» **Task directions**:
Copy every line in the records below that contains the word "frac".

» **Exercise materials**:
[BEGIN]
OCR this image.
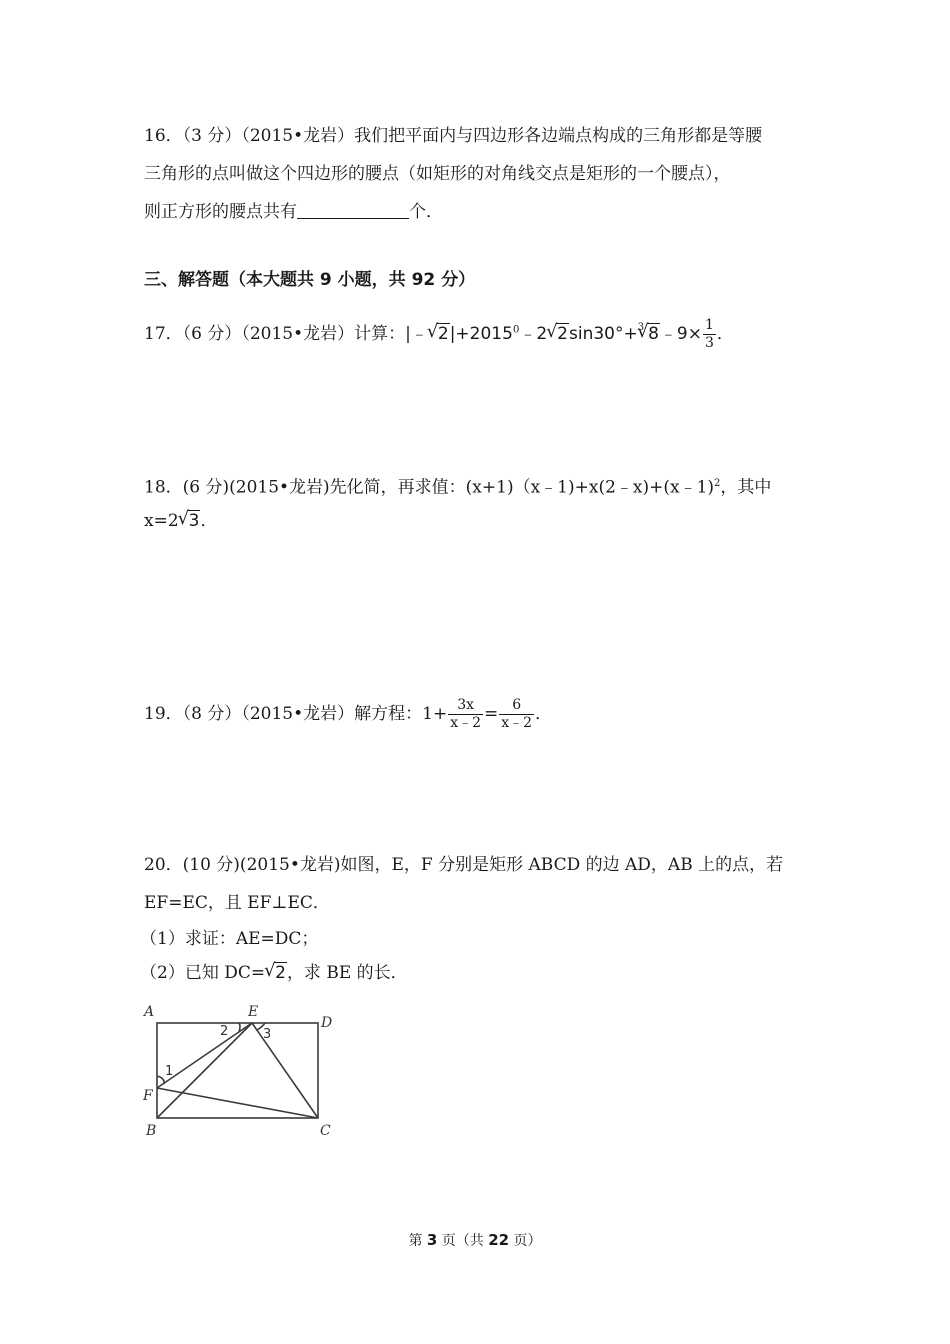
16．（3 分）（2015•龙岩）我们把平面内与四边形各边端点构成的三角形都是等腰
三角形的点叫做这个四边形的腰点（如矩形的对角线交点是矩形的一个腰点），
则正方形的腰点共有	个．
三、解答题（本大题共 9 小题，共 92 分）
17．（6 分）（2015•龙岩）计算：|﹣√ $2|+2015^0﹣2√$ 2sin30°+$^3$√ 8﹣9× $\frac{1}{3}$ ．
18．(6 分)(2015•龙岩)先化简，再求值：(x+1)（x﹣1)+x(2﹣x)+(x﹣1)$^2$，其中
x=2√ 3．
19．（8 分）（2015•龙岩）解方程：$1+ \frac{3x}{x﹣2} = \frac{6}{x﹣2}$ ．
20．(10 分)(2015•龙岩)如图，E，F 分别是矩形 ABCD 的边 AD，AB 上的点，若
EF=EC，且 EF⊥EC．
（1）求证：AE=DC；
（2）已知 DC=√ 2，求 BE 的长．
A	E
D
F
B	C
1
2	3
第 3 页（共 22 页）
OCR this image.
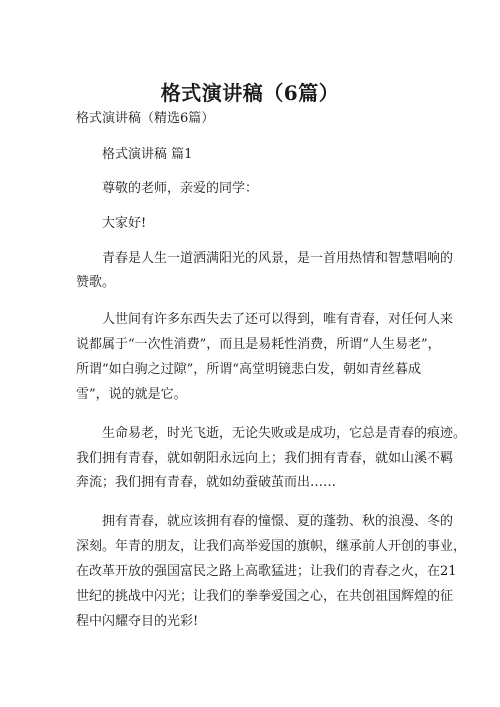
格式演讲稿（6篇）
格式演讲稿（精选6篇）
格式演讲稿 篇1
尊敬的老师，亲爱的同学：
大家好!
青春是人生一道洒满阳光的风景，是一首用热情和智慧唱响的
赞歌。
人世间有许多东西失去了还可以得到，唯有青春，对任何人来
说都属于“一次性消费”，而且是易耗性消费，所谓“人生易老”，
所谓“如白驹之过隙”，所谓“高堂明镜悲白发，朝如青丝暮成
雪”，说的就是它。
生命易老，时光飞逝，无论失败或是成功，它总是青春的痕迹。
我们拥有青春，就如朝阳永远向上；我们拥有青春，就如山溪不羁
奔流；我们拥有青春，就如幼蚕破茧而出……
拥有青春，就应该拥有春的憧憬、夏的蓬勃、秋的浪漫、冬的
深刻。年青的朋友，让我们高举爱国的旗帜，继承前人开创的事业，
在改革开放的强国富民之路上高歌猛进；让我们的青春之火，在21
世纪的挑战中闪光；让我们的拳拳爱国之心，在共创祖国辉煌的征
程中闪耀夺目的光彩!
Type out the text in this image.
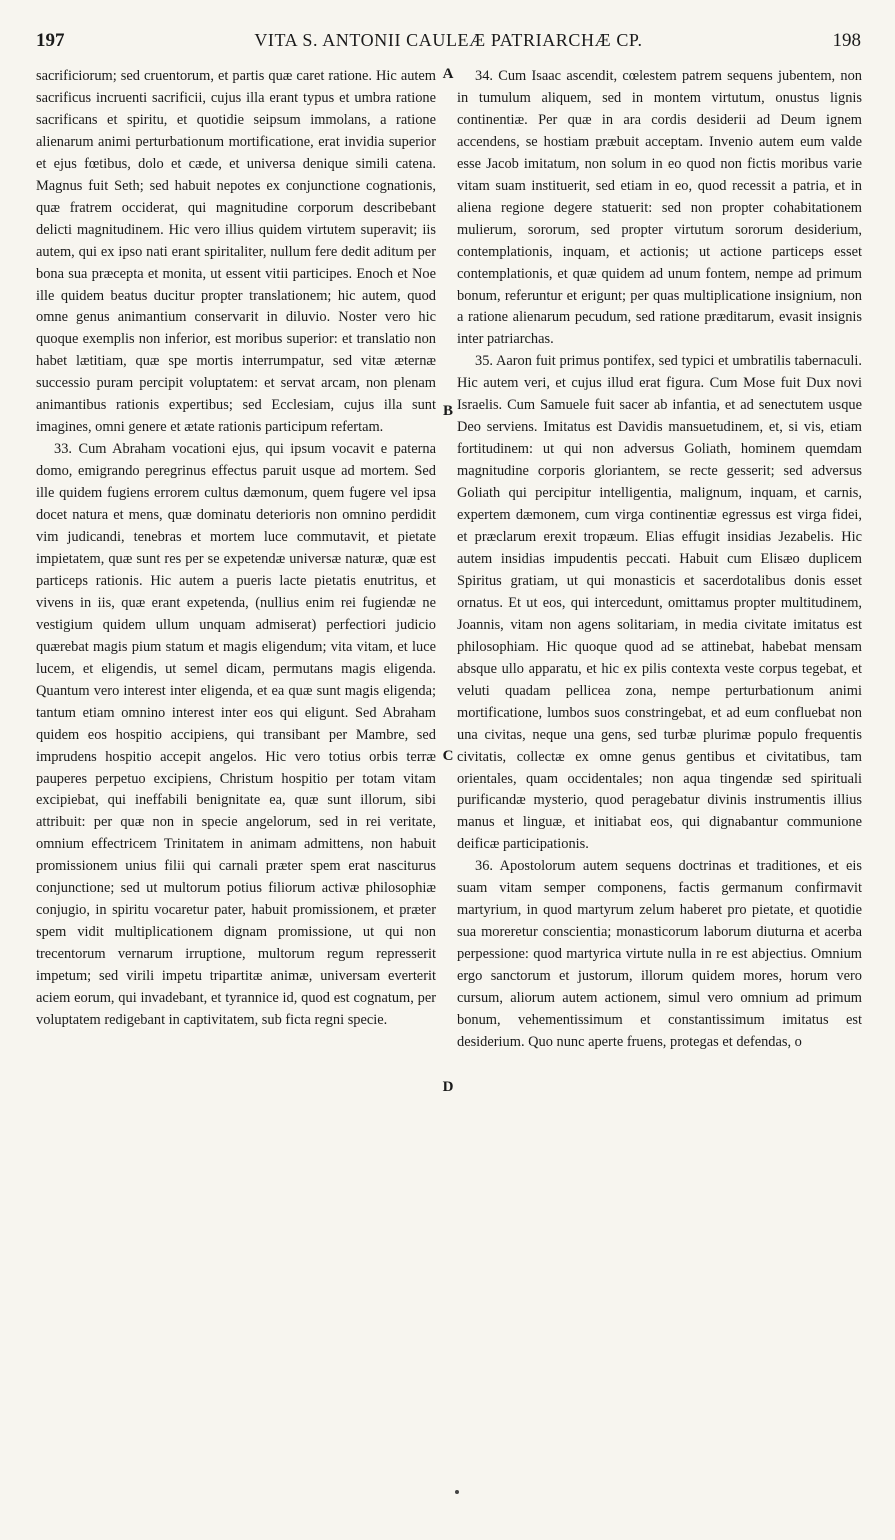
197	VITA S. ANTONII CAULEÆ PATRIARCHÆ CP.	198

sacrificiorum; sed cruentorum, et partis quæ caret ratione. Hic autem sacrificus incruenti sacrificii, cujus illa erant typus et umbra ratione sacrificans et spiritu, et quotidie seipsum immolans, a ratione alienarum animi perturbationum mortificatione, erat invidia superior et ejus fœtibus, dolo et cæde, et universa denique simili catena. Magnus fuit Seth; sed habuit nepotes ex conjunctione cognationis, quæ fratrem occiderat, qui magnitudine corporum describebant delicti magnitudinem. Hic vero illius quidem virtutem superavit; iis autem, qui ex ipso nati erant spiritaliter, nullum fere dedit aditum per bona sua præcepta et monita, ut essent vitii participes. Enoch et Noe ille quidem beatus ducitur propter translationem; hic autem, quod omne genus animantium conservarit in diluvio. Noster vero hic quoque exemplis non inferior, est moribus superior: et translatio non habet lætitiam, quæ spe mortis interrumpatur, sed vitæ æternæ successio puram percipit voluptatem: et servat arcam, non plenam animantibus rationis expertibus; sed Ecclesiam, cujus illa sunt imagines, omni genere et ætate rationis participum refertam.

33. Cum Abraham vocationi ejus, qui ipsum vocavit e paterna domo, emigrando peregrinus effectus paruit usque ad mortem. Sed ille quidem fugiens errorem cultus dæmonum, quem fugere vel ipsa docet natura et mens, quæ dominatu deterioris non omnino perdidit vim judicandi, tenebras et mortem luce commutavit, et pietate impietatem, quæ sunt res per se expetendæ universæ naturæ, quæ est particeps rationis. Hic autem a pueris lacte pietatis enutritus, et vivens in iis, quæ erant expetenda, (nullius enim rei fugiendæ ne vestigium quidem ullum unquam admiserat) perfectiori judicio quærebat magis pium statum et magis eligendum; vita vitam, et luce lucem, et eligendis, ut semel dicam, permutans magis eligenda. Quantum vero interest inter eligenda, et ea quæ sunt magis eligenda; tantum etiam omnino interest inter eos qui eligunt. Sed Abraham quidem eos hospitio accipiens, qui transibant per Mambre, sed imprudens hospitio accepit angelos. Hic vero totius orbis terræ pauperes perpetuo excipiens, Christum hospitio per totam vitam excipiebat, qui ineffabili benignitate ea, quæ sunt illorum, sibi attribuit: per quæ non in specie angelorum, sed in rei veritate, omnium effectricem Trinitatem in animam admittens, non habuit promissionem unius filii qui carnali præter spem erat nasciturus conjunctione; sed ut multorum potius filiorum activæ philosophiæ conjugio, in spiritu vocaretur pater, habuit promissionem, et præter spem vidit multiplicationem dignam promissione, ut qui non trecentorum vernarum irruptione, multorum regum represserit impetum; sed virili impetu tripartitæ animæ, universam everterit aciem eorum, qui invadebant, et tyrannice id, quod est cognatum, per voluptatem redigebant in captivitatem, sub ficta regni specie.

34. Cum Isaac ascendit, cœlestem patrem sequens jubentem, non in tumulum aliquem, sed in montem virtutum, onustus lignis continentiæ. Per quæ in ara cordis desiderii ad Deum ignem accendens, se hostiam præbuit acceptam. Invenio autem eum valde esse Jacob imitatum, non solum in eo quod non fictis moribus varie vitam suam instituerit, sed etiam in eo, quod recessit a patria, et in aliena regione degere statuerit: sed non propter cohabitationem mulierum, sororum, sed propter virtutum sororum desiderium, contemplationis, inquam, et actionis; ut actione particeps esset contemplationis, et quæ quidem ad unum fontem, nempe ad primum bonum, referuntur et erigunt; per quas multiplicatione insignium, non a ratione alienarum pecudum, sed ratione præditarum, evasit insignis inter patriarchas.

35. Aaron fuit primus pontifex, sed typici et umbratilis tabernaculi. Hic autem veri, et cujus illud erat figura. Cum Mose fuit Dux novi Israelis. Cum Samuele fuit sacer ab infantia, et ad senectutem usque Deo serviens. Imitatus est Davidis mansuetudinem, et, si vis, etiam fortitudinem: ut qui non adversus Goliath, hominem quemdam magnitudine corporis gloriantem, se recte gesserit; sed adversus Goliath qui percipitur intelligentia, malignum, inquam, et carnis, expertem dæmonem, cum virga continentiæ egressus est virga fidei, et præclarum erexit tropæum. Elias effugit insidias Jezabelis. Hic autem insidias impudentis peccati. Habuit cum Elisæo duplicem Spiritus gratiam, ut qui monasticis et sacerdotalibus donis esset ornatus. Et ut eos, qui intercedunt, omittamus propter multitudinem, Joannis, vitam non agens solitariam, in media civitate imitatus est philosophiam. Hic quoque quod ad se attinebat, habebat mensam absque ullo apparatu, et hic ex pilis contexta veste corpus tegebat, et veluti quadam pellicea zona, nempe perturbationum animi mortificatione, lumbos suos constringebat, et ad eum confluebat non una civitas, neque una gens, sed turbæ plurimæ populo frequentis civitatis, collectæ ex omne genus gentibus et civitatibus, tam orientales, quam occidentales; non aqua tingendæ sed spirituali purificandæ mysterio, quod peragebatur divinis instrumentis illius manus et linguæ, et initiabat eos, qui dignabantur communione deificæ participationis.

36. Apostolorum autem sequens doctrinas et traditiones, et eis suam vitam semper componens, factis germanum confirmavit martyrium, in quod martyrum zelum haberet pro pietate, et quotidie sua moreretur conscientia; monasticorum laborum diuturna et acerba perpessione: quod martyrica virtute nulla in re est abjectius. Omnium ergo sanctorum et justorum, illorum quidem mores, horum vero cursum, aliorum autem actionem, simul vero omnium ad primum bonum, vehementissimum et constantissimum imitatus est desiderium. Quo nunc aperte fruens, protegas et defendas, o

A
B
C
D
[END]
» **Complete response**:
17．（6 分）（2015•龙岩）计算：|﹣√ $2|+2015^0﹣2√$ 2sin30°+$^3$√ 8﹣9× $\frac{1}{3}$ ．
19．（8 分）（2015•龙岩）解方程：$1+ \frac{3x}{x﹣2} = \frac{6}{x﹣2}$ ．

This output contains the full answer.